-------- Input rows

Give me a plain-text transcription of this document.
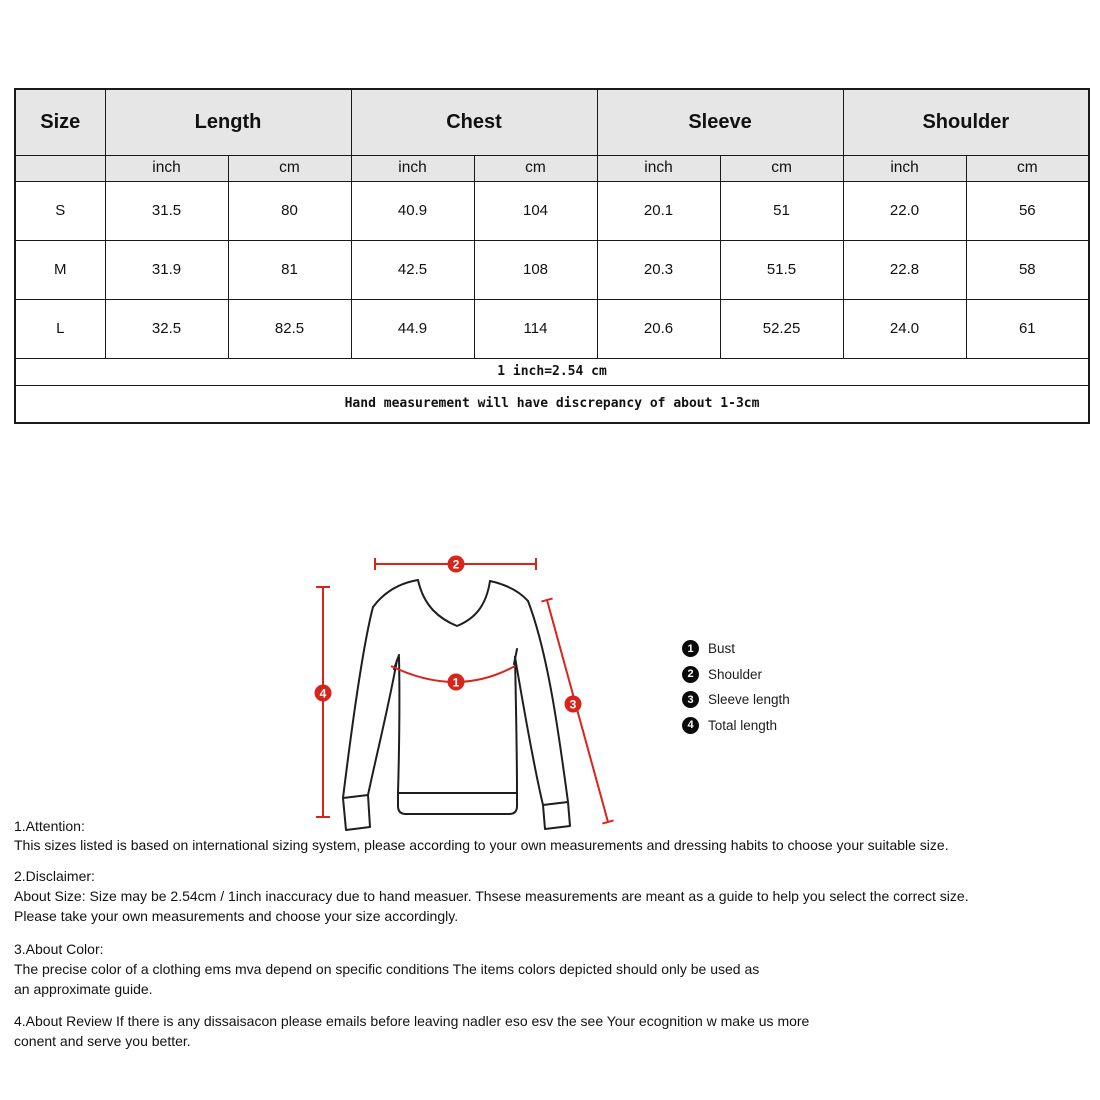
Size	Length		Chest		Sleeve		Shoulder	
	inch	cm	inch	cm	inch	cm	inch	cm
S	31.5	80	40.9	104	20.1	51	22.0	56
M	31.9	81	42.5	108	20.3	51.5	22.8	58
L	32.5	82.5	44.9	114	20.6	52.25	24.0	61
1 inch=2.54 cm								
Hand measurement will have discrepancy of about 1-3cm								
1
2
3
4
1	Bust
2	Shoulder
3	Sleeve length
4	Total length
1.Attention:
This sizes listed is based on international sizing system, please according to your own measurements and dressing habits to choose your suitable size.
2.Disclaimer:
About Size: Size may be 2.54cm / 1inch inaccuracy due to hand measuer. Thsese measurements are meant as a guide to help you select the correct size.
Please take your own measurements and choose your size accordingly.
3.About Color:
The precise color of a clothing ems mva depend on specific conditions The items colors depicted should only be used as
an approximate guide.
4.About Review If there is any dissaisacon please emails before leaving nadler eso esv the see Your ecognition w make us more
conent and serve you better.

----------------

Task description >>
Quote the data exactly, leaving every image out of the copy.

Exercise response >>
Give me a plain-text transcription of this document.
Size	Length		Chest		Sleeve		Shoulder	
	inch	cm	inch	cm	inch	cm	inch	cm
S	31.5	80	40.9	104	20.1	51	22.0	56
M	31.9	81	42.5	108	20.3	51.5	22.8	58
L	32.5	82.5	44.9	114	20.6	52.25	24.0	61
1 inch=2.54 cm								
Hand measurement will have discrepancy of about 1-3cm								
1
2
3
4
1	Bust
2	Shoulder
3	Sleeve length
4	Total length
1.Attention:
This sizes listed is based on international sizing system, please according to your own measurements and dressing habits to choose your suitable size.
2.Disclaimer:
About Size: Size may be 2.54cm / 1inch inaccuracy due to hand measuer. Thsese measurements are meant as a guide to help you select the correct size.
Please take your own measurements and choose your size accordingly.
3.About Color:
The precise color of a clothing ems mva depend on specific conditions The items colors depicted should only be used as
an approximate guide.
4.About Review If there is any dissaisacon please emails before leaving nadler eso esv the see Your ecognition w make us more
conent and serve you better.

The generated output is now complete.